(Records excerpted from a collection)
»»

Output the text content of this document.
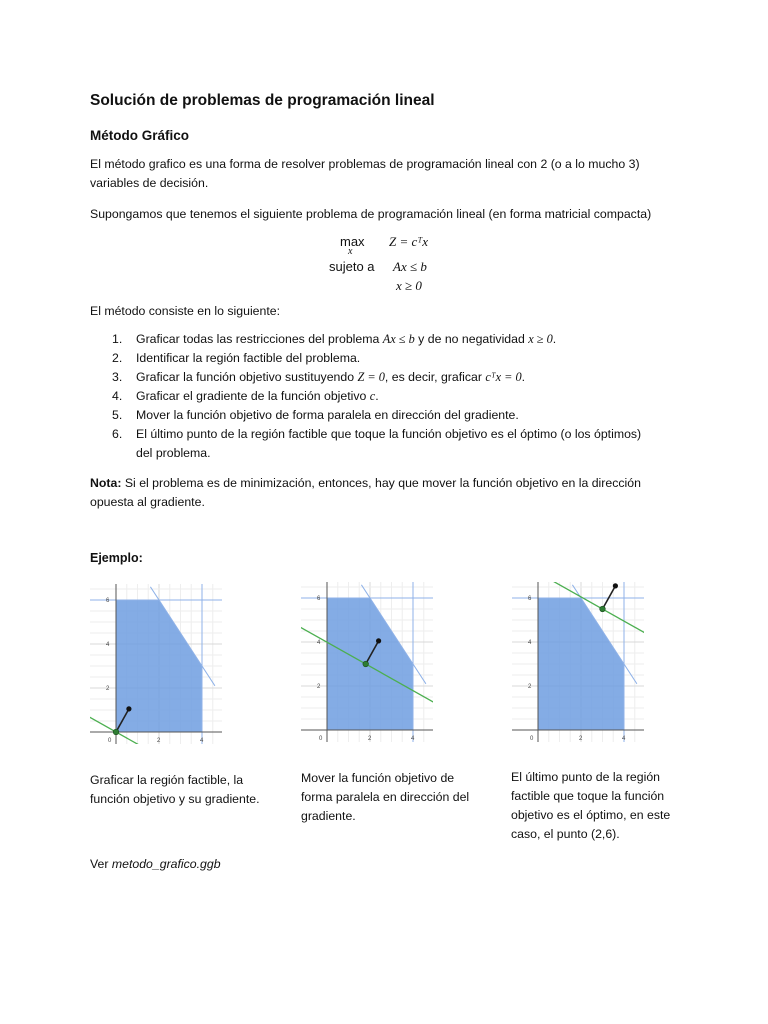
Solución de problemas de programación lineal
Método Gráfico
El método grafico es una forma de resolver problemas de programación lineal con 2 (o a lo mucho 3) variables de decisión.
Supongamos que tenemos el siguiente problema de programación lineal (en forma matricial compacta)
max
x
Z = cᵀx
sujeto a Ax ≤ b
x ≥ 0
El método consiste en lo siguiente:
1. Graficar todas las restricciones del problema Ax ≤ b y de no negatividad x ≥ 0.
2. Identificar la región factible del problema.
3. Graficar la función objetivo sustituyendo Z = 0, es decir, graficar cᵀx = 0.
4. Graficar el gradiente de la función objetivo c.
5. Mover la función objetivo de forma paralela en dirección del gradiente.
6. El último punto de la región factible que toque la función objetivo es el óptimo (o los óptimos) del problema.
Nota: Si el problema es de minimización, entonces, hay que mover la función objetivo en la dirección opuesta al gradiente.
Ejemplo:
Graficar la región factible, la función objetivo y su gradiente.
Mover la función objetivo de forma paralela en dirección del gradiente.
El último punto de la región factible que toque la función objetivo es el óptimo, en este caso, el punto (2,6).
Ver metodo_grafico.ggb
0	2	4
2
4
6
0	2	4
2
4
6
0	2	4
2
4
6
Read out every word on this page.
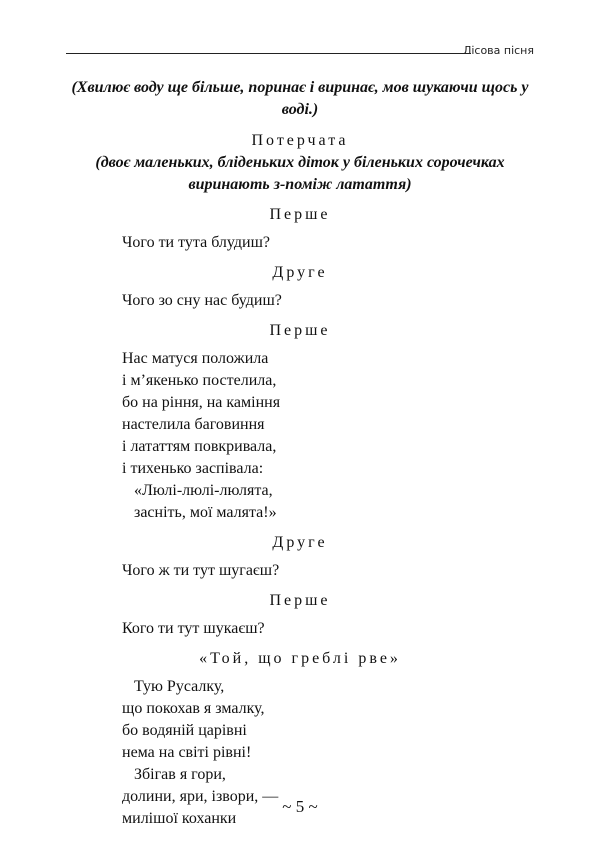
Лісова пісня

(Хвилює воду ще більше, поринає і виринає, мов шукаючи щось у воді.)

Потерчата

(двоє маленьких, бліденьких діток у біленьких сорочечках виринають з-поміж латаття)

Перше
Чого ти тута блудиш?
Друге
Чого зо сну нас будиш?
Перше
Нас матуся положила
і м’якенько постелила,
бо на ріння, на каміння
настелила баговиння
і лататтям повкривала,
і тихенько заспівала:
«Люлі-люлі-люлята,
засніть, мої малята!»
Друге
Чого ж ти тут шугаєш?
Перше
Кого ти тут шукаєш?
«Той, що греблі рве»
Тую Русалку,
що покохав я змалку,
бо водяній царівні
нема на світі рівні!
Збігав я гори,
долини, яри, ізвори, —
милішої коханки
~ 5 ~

««
»»

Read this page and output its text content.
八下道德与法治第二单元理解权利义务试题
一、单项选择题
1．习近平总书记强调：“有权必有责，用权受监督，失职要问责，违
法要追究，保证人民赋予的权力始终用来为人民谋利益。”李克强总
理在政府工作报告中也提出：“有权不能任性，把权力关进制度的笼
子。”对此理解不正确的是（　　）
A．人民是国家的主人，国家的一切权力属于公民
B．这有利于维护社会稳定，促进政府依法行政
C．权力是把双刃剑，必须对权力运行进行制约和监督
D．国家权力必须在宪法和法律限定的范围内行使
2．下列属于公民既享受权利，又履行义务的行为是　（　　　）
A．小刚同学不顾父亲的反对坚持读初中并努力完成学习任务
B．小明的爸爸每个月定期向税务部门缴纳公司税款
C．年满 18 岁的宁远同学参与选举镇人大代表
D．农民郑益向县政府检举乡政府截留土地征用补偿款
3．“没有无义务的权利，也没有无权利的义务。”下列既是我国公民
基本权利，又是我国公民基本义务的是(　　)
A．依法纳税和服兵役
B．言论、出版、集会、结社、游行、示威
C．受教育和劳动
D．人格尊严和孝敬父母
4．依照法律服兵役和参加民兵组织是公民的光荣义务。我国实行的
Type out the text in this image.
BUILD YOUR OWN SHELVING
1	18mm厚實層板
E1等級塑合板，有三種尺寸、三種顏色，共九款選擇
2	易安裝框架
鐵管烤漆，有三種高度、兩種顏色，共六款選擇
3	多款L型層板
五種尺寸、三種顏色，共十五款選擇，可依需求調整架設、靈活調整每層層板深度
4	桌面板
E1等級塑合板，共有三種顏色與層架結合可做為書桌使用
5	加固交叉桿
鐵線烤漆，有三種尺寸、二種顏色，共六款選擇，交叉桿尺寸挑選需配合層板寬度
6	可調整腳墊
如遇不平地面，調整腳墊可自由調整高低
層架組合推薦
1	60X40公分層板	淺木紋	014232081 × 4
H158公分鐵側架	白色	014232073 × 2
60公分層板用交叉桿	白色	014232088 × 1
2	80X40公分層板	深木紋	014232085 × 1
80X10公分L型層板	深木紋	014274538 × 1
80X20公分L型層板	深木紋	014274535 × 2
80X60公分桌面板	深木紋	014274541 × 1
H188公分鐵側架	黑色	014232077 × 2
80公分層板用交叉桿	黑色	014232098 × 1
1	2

««
»»

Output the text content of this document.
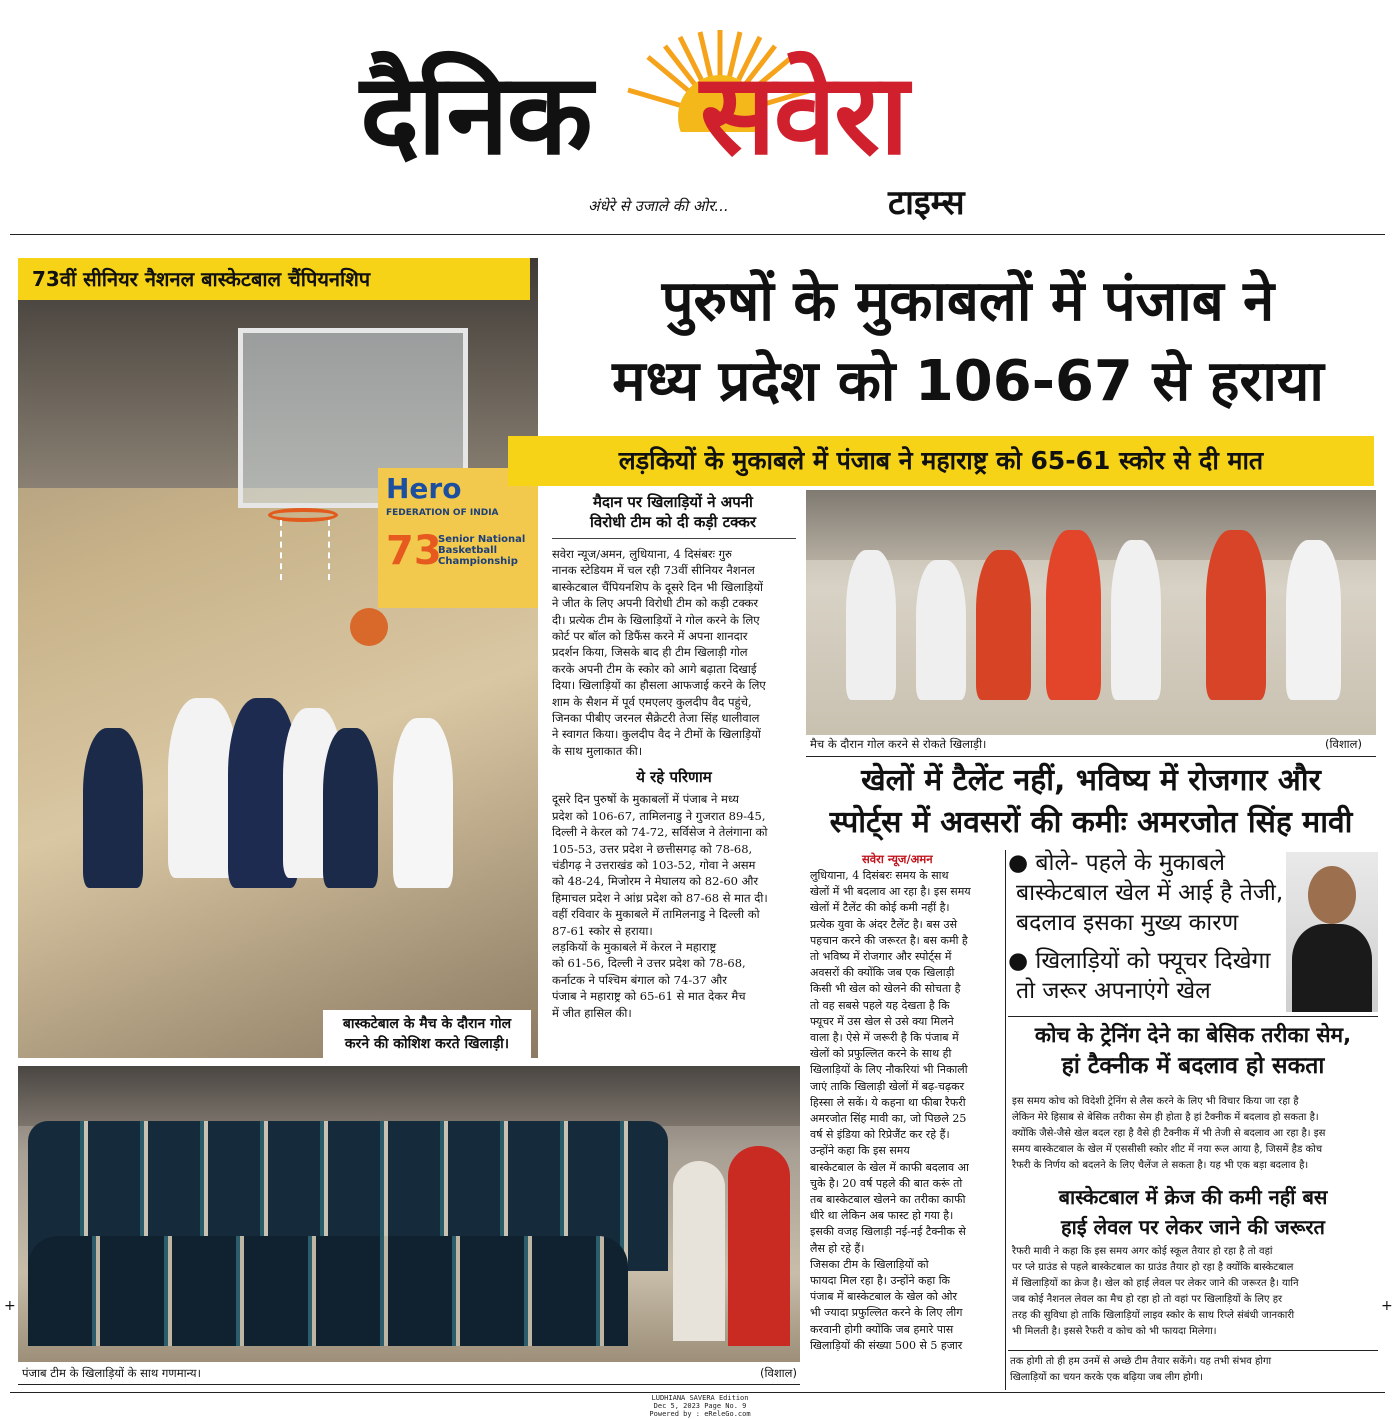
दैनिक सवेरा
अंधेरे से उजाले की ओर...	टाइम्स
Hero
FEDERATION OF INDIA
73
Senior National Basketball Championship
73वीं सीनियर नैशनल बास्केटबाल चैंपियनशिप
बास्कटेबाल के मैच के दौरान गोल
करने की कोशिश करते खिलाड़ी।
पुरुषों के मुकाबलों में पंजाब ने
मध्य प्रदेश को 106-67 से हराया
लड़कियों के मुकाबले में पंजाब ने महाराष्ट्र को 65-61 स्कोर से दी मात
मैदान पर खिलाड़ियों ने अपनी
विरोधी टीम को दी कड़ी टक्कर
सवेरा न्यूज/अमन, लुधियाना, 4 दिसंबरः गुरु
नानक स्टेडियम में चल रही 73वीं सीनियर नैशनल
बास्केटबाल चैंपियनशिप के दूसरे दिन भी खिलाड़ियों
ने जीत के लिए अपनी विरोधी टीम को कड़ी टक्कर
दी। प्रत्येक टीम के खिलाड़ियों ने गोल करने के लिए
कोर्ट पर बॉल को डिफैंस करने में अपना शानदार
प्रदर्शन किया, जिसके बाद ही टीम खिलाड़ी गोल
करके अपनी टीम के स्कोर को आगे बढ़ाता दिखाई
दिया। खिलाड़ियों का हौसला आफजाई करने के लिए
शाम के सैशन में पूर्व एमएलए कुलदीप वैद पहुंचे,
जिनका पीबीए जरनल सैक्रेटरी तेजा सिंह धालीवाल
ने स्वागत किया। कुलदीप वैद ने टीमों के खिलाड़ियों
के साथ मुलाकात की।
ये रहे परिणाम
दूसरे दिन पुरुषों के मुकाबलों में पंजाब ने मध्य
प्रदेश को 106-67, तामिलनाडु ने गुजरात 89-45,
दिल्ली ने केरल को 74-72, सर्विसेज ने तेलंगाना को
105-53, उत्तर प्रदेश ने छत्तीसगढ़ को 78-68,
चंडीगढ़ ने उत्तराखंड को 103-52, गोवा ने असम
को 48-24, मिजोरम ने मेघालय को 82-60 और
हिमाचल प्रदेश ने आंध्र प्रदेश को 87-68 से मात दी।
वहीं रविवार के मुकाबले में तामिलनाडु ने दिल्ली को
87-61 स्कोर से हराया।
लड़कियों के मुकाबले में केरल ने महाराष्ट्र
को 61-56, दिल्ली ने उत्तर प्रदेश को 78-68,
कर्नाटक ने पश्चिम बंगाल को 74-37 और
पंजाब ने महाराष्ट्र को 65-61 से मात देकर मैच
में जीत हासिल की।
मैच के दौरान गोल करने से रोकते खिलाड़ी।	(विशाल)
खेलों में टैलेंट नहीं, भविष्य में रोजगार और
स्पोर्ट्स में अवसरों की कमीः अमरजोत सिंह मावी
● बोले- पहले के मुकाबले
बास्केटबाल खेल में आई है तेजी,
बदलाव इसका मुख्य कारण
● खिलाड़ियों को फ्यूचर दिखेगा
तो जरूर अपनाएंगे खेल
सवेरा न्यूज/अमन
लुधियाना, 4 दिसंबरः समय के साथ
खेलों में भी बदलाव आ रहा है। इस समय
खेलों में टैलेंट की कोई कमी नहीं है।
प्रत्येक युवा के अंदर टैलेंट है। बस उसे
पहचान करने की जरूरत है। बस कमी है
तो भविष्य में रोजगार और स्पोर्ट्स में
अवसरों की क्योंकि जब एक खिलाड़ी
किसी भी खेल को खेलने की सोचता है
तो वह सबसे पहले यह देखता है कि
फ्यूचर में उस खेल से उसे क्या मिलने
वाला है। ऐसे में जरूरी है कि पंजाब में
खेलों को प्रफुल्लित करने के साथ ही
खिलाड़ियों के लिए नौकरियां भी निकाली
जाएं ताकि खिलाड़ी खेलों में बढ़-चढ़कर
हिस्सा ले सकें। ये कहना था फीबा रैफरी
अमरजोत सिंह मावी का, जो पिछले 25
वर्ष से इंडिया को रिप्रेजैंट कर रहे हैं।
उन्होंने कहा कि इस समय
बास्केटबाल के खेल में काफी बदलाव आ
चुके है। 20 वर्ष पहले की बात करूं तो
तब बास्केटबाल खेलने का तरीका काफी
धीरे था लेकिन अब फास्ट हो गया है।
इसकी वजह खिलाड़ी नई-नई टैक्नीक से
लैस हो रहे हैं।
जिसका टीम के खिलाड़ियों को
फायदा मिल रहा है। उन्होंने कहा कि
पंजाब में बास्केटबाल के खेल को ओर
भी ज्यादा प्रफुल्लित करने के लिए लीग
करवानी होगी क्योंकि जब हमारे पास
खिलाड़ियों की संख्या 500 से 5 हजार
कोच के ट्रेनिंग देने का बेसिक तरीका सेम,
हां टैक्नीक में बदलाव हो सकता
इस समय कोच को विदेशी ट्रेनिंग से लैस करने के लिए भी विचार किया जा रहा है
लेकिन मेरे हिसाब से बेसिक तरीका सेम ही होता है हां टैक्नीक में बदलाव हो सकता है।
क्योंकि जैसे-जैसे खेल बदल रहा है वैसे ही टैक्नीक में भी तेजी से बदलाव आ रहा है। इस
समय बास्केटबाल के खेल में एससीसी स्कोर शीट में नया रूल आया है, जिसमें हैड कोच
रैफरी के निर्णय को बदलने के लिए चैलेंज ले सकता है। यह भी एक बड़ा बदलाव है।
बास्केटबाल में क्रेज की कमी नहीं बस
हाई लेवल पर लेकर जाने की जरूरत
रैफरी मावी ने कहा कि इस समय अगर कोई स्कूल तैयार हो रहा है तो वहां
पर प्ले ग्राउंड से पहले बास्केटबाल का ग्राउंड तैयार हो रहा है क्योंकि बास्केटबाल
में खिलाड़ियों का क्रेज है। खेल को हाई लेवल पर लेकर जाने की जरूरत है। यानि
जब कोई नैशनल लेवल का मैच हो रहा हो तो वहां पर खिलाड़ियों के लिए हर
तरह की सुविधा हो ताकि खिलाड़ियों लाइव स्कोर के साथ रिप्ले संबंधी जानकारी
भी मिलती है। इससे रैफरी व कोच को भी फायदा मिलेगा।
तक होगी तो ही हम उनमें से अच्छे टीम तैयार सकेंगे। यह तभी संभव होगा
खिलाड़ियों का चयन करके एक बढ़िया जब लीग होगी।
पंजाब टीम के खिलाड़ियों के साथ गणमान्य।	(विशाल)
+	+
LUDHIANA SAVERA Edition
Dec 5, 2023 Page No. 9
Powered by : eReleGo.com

««

> [EXERCISE] Return the number of lines that include the word "共六款選擇", and nothing else.

> [ANSWER TO THE TASK] 2